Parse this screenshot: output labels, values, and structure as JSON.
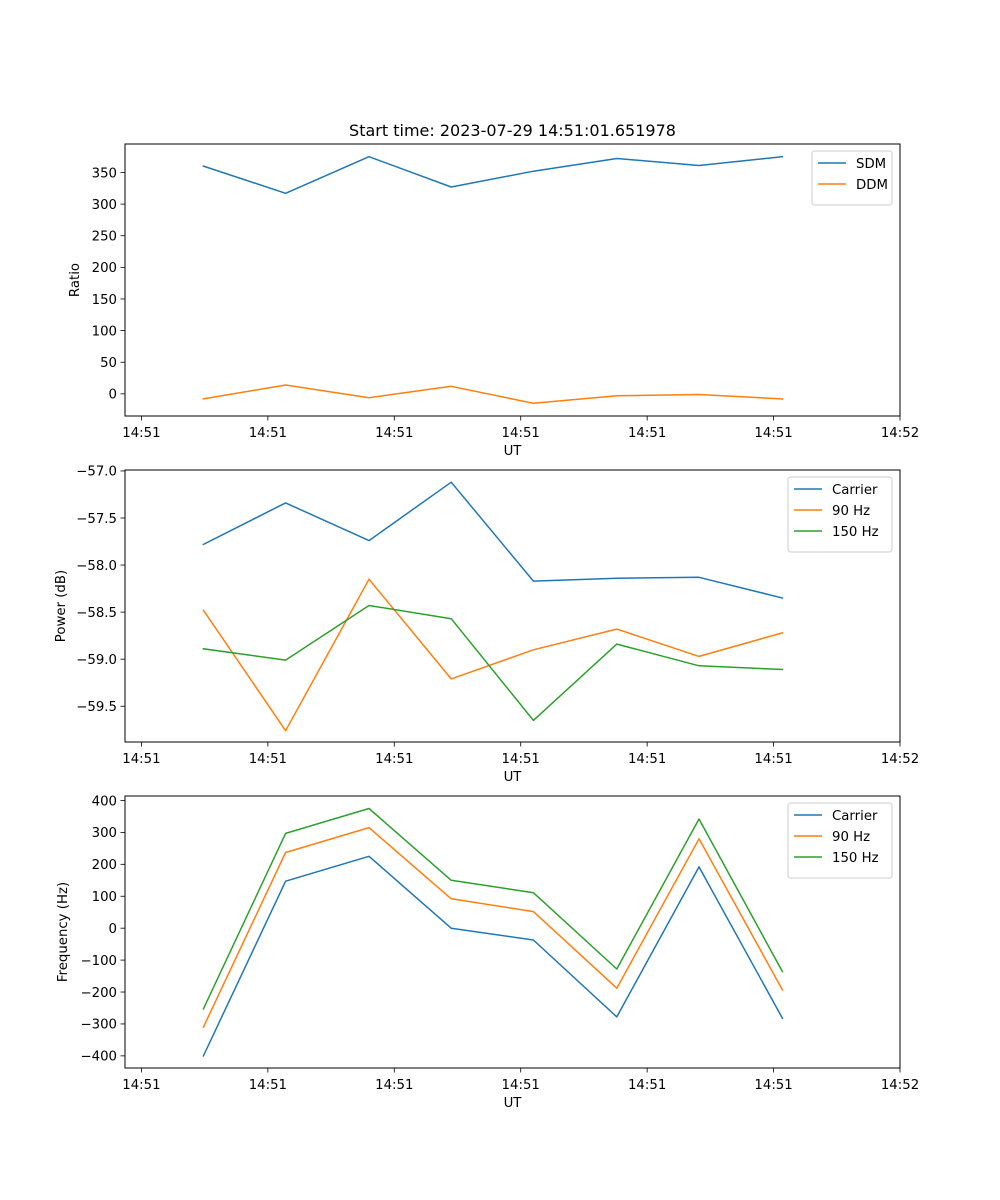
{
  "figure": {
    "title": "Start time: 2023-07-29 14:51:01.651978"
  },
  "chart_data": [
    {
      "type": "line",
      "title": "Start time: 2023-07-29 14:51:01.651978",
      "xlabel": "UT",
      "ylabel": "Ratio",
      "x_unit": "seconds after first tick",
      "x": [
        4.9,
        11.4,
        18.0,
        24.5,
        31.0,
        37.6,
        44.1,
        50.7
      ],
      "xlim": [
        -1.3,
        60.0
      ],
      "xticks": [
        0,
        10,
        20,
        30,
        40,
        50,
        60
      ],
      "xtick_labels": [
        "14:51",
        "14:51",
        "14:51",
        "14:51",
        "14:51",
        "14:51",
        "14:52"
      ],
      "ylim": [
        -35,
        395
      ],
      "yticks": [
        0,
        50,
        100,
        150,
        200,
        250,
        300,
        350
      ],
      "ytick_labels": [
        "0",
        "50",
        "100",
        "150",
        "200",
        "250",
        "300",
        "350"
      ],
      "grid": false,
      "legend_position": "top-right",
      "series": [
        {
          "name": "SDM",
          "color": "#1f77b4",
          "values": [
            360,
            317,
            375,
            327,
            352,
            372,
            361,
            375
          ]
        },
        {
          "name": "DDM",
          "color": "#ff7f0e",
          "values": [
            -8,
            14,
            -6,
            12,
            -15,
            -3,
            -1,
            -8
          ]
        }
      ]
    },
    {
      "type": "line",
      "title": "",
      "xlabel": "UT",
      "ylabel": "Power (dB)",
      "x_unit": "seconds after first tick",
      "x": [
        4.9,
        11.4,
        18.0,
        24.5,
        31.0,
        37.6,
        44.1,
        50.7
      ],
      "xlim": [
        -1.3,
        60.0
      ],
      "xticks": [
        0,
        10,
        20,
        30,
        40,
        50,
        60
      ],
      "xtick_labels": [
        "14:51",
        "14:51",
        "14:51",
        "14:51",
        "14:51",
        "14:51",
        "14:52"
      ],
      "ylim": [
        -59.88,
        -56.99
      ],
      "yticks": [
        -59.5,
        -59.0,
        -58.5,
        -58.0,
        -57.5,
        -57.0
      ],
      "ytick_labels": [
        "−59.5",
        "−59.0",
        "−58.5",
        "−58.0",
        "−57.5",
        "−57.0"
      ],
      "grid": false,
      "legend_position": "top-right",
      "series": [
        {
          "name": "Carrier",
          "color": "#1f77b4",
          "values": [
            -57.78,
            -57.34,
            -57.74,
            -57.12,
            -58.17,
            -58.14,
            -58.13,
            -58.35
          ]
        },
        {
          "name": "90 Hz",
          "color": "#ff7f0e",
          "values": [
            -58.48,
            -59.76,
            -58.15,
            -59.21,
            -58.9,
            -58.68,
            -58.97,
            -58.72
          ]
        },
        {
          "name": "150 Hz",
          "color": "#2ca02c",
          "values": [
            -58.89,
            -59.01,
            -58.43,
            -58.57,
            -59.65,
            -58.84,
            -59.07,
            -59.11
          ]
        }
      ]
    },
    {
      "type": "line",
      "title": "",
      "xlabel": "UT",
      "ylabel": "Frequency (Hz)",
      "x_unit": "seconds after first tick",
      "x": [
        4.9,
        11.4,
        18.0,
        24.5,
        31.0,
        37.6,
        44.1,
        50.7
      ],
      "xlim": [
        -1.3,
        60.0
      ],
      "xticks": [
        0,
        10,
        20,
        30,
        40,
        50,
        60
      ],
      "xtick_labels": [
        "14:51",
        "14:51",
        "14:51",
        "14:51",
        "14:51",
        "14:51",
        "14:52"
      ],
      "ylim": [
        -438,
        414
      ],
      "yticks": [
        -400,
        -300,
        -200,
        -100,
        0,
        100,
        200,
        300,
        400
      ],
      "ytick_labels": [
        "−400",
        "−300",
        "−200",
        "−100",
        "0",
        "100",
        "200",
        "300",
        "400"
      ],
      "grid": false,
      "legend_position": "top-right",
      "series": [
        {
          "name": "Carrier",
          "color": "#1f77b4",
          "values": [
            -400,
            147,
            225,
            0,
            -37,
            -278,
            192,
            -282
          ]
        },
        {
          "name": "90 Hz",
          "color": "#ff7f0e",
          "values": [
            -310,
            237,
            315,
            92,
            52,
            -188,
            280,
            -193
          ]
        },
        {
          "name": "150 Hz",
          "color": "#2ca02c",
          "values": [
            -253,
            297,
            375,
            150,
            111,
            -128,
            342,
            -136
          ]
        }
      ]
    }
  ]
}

※ ※ ※

* _WRITTEN INSTRUCTION_: Go through the data above and transcribe it in full, omitting any image.

* _REPLY TO THE TASK_:
Parse this screenshot: output labels, values, and structure as JSON.
{
  "figure": {
    "title": "Start time: 2023-07-29 14:51:01.651978"
  },
  "chart_data": [
    {
      "type": "line",
      "title": "Start time: 2023-07-29 14:51:01.651978",
      "xlabel": "UT",
      "ylabel": "Ratio",
      "x_unit": "seconds after first tick",
      "x": [
        4.9,
        11.4,
        18.0,
        24.5,
        31.0,
        37.6,
        44.1,
        50.7
      ],
      "xlim": [
        -1.3,
        60.0
      ],
      "xticks": [
        0,
        10,
        20,
        30,
        40,
        50,
        60
      ],
      "xtick_labels": [
        "14:51",
        "14:51",
        "14:51",
        "14:51",
        "14:51",
        "14:51",
        "14:52"
      ],
      "ylim": [
        -35,
        395
      ],
      "yticks": [
        0,
        50,
        100,
        150,
        200,
        250,
        300,
        350
      ],
      "ytick_labels": [
        "0",
        "50",
        "100",
        "150",
        "200",
        "250",
        "300",
        "350"
      ],
      "grid": false,
      "legend_position": "top-right",
      "series": [
        {
          "name": "SDM",
          "color": "#1f77b4",
          "values": [
            360,
            317,
            375,
            327,
            352,
            372,
            361,
            375
          ]
        },
        {
          "name": "DDM",
          "color": "#ff7f0e",
          "values": [
            -8,
            14,
            -6,
            12,
            -15,
            -3,
            -1,
            -8
          ]
        }
      ]
    },
    {
      "type": "line",
      "title": "",
      "xlabel": "UT",
      "ylabel": "Power (dB)",
      "x_unit": "seconds after first tick",
      "x": [
        4.9,
        11.4,
        18.0,
        24.5,
        31.0,
        37.6,
        44.1,
        50.7
      ],
      "xlim": [
        -1.3,
        60.0
      ],
      "xticks": [
        0,
        10,
        20,
        30,
        40,
        50,
        60
      ],
      "xtick_labels": [
        "14:51",
        "14:51",
        "14:51",
        "14:51",
        "14:51",
        "14:51",
        "14:52"
      ],
      "ylim": [
        -59.88,
        -56.99
      ],
      "yticks": [
        -59.5,
        -59.0,
        -58.5,
        -58.0,
        -57.5,
        -57.0
      ],
      "ytick_labels": [
        "−59.5",
        "−59.0",
        "−58.5",
        "−58.0",
        "−57.5",
        "−57.0"
      ],
      "grid": false,
      "legend_position": "top-right",
      "series": [
        {
          "name": "Carrier",
          "color": "#1f77b4",
          "values": [
            -57.78,
            -57.34,
            -57.74,
            -57.12,
            -58.17,
            -58.14,
            -58.13,
            -58.35
          ]
        },
        {
          "name": "90 Hz",
          "color": "#ff7f0e",
          "values": [
            -58.48,
            -59.76,
            -58.15,
            -59.21,
            -58.9,
            -58.68,
            -58.97,
            -58.72
          ]
        },
        {
          "name": "150 Hz",
          "color": "#2ca02c",
          "values": [
            -58.89,
            -59.01,
            -58.43,
            -58.57,
            -59.65,
            -58.84,
            -59.07,
            -59.11
          ]
        }
      ]
    },
    {
      "type": "line",
      "title": "",
      "xlabel": "UT",
      "ylabel": "Frequency (Hz)",
      "x_unit": "seconds after first tick",
      "x": [
        4.9,
        11.4,
        18.0,
        24.5,
        31.0,
        37.6,
        44.1,
        50.7
      ],
      "xlim": [
        -1.3,
        60.0
      ],
      "xticks": [
        0,
        10,
        20,
        30,
        40,
        50,
        60
      ],
      "xtick_labels": [
        "14:51",
        "14:51",
        "14:51",
        "14:51",
        "14:51",
        "14:51",
        "14:52"
      ],
      "ylim": [
        -438,
        414
      ],
      "yticks": [
        -400,
        -300,
        -200,
        -100,
        0,
        100,
        200,
        300,
        400
      ],
      "ytick_labels": [
        "−400",
        "−300",
        "−200",
        "−100",
        "0",
        "100",
        "200",
        "300",
        "400"
      ],
      "grid": false,
      "legend_position": "top-right",
      "series": [
        {
          "name": "Carrier",
          "color": "#1f77b4",
          "values": [
            -400,
            147,
            225,
            0,
            -37,
            -278,
            192,
            -282
          ]
        },
        {
          "name": "90 Hz",
          "color": "#ff7f0e",
          "values": [
            -310,
            237,
            315,
            92,
            52,
            -188,
            280,
            -193
          ]
        },
        {
          "name": "150 Hz",
          "color": "#2ca02c",
          "values": [
            -253,
            297,
            375,
            150,
            111,
            -128,
            342,
            -136
          ]
        }
      ]
    }
  ]
}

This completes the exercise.